### [SET EXERCISE]
Lines that hold the word "plus" should be located and copied.

### [DATA SECTION]
___

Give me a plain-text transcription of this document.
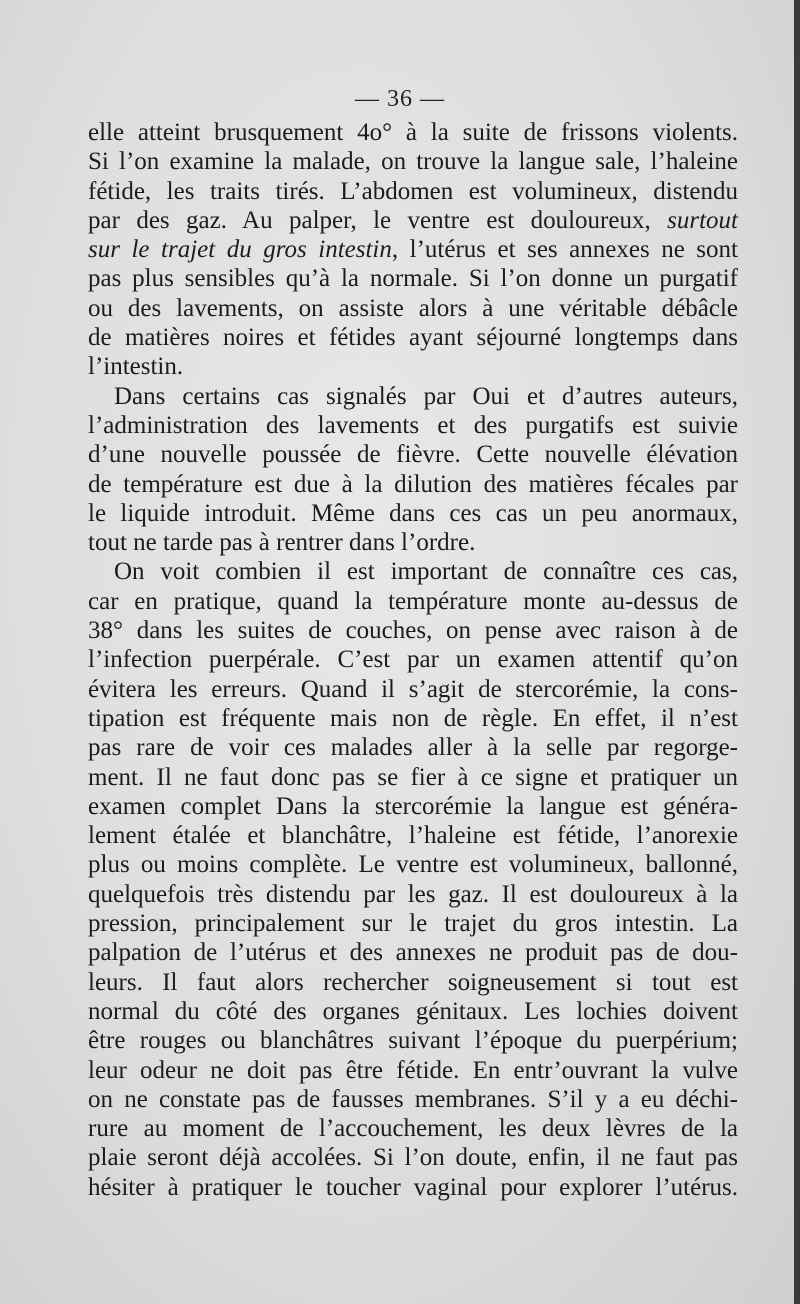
— 36 —
elle atteint brusquement 4o° à la suite de frissons violents.
Si l’on examine la malade, on trouve la langue sale, l’haleine
fétide, les traits tirés. L’abdomen est volumineux, distendu
par des gaz. Au palper, le ventre est douloureux, surtout
sur le trajet du gros intestin, l’utérus et ses annexes ne sont
pas plus sensibles qu’à la normale. Si l’on donne un purgatif
ou des lavements, on assiste alors à une véritable débâcle
de matières noires et fétides ayant séjourné longtemps dans
l’intestin.
Dans certains cas signalés par Oui et d’autres auteurs,
l’administration des lavements et des purgatifs est suivie
d’une nouvelle poussée de fièvre. Cette nouvelle élévation
de température est due à la dilution des matières fécales par
le liquide introduit. Même dans ces cas un peu anormaux,
tout ne tarde pas à rentrer dans l’ordre.
On voit combien il est important de connaître ces cas,
car en pratique, quand la température monte au-dessus de
38° dans les suites de couches, on pense avec raison à de
l’infection puerpérale. C’est par un examen attentif qu’on
évitera les erreurs. Quand il s’agit de stercorémie, la cons-
tipation est fréquente mais non de règle. En effet, il n’est
pas rare de voir ces malades aller à la selle par regorge-
ment. Il ne faut donc pas se fier à ce signe et pratiquer un
examen complet Dans la stercorémie la langue est généra-
lement étalée et blanchâtre, l’haleine est fétide, l’anorexie
plus ou moins complète. Le ventre est volumineux, ballonné,
quelquefois très distendu par les gaz. Il est douloureux à la
pression, principalement sur le trajet du gros intestin. La
palpation de l’utérus et des annexes ne produit pas de dou-
leurs. Il faut alors rechercher soigneusement si tout est
normal du côté des organes génitaux. Les lochies doivent
être rouges ou blanchâtres suivant l’époque du puerpérium;
leur odeur ne doit pas être fétide. En entr’ouvrant la vulve
on ne constate pas de fausses membranes. S’il y a eu déchi-
rure au moment de l’accouchement, les deux lèvres de la
plaie seront déjà accolées. Si l’on doute, enfin, il ne faut pas
hésiter à pratiquer le toucher vaginal pour explorer l’utérus.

___

### [THE SOLUTION]
pas plus sensibles qu’à la normale. Si l’on donne un purgatif
plus ou moins complète. Le ventre est volumineux, ballonné,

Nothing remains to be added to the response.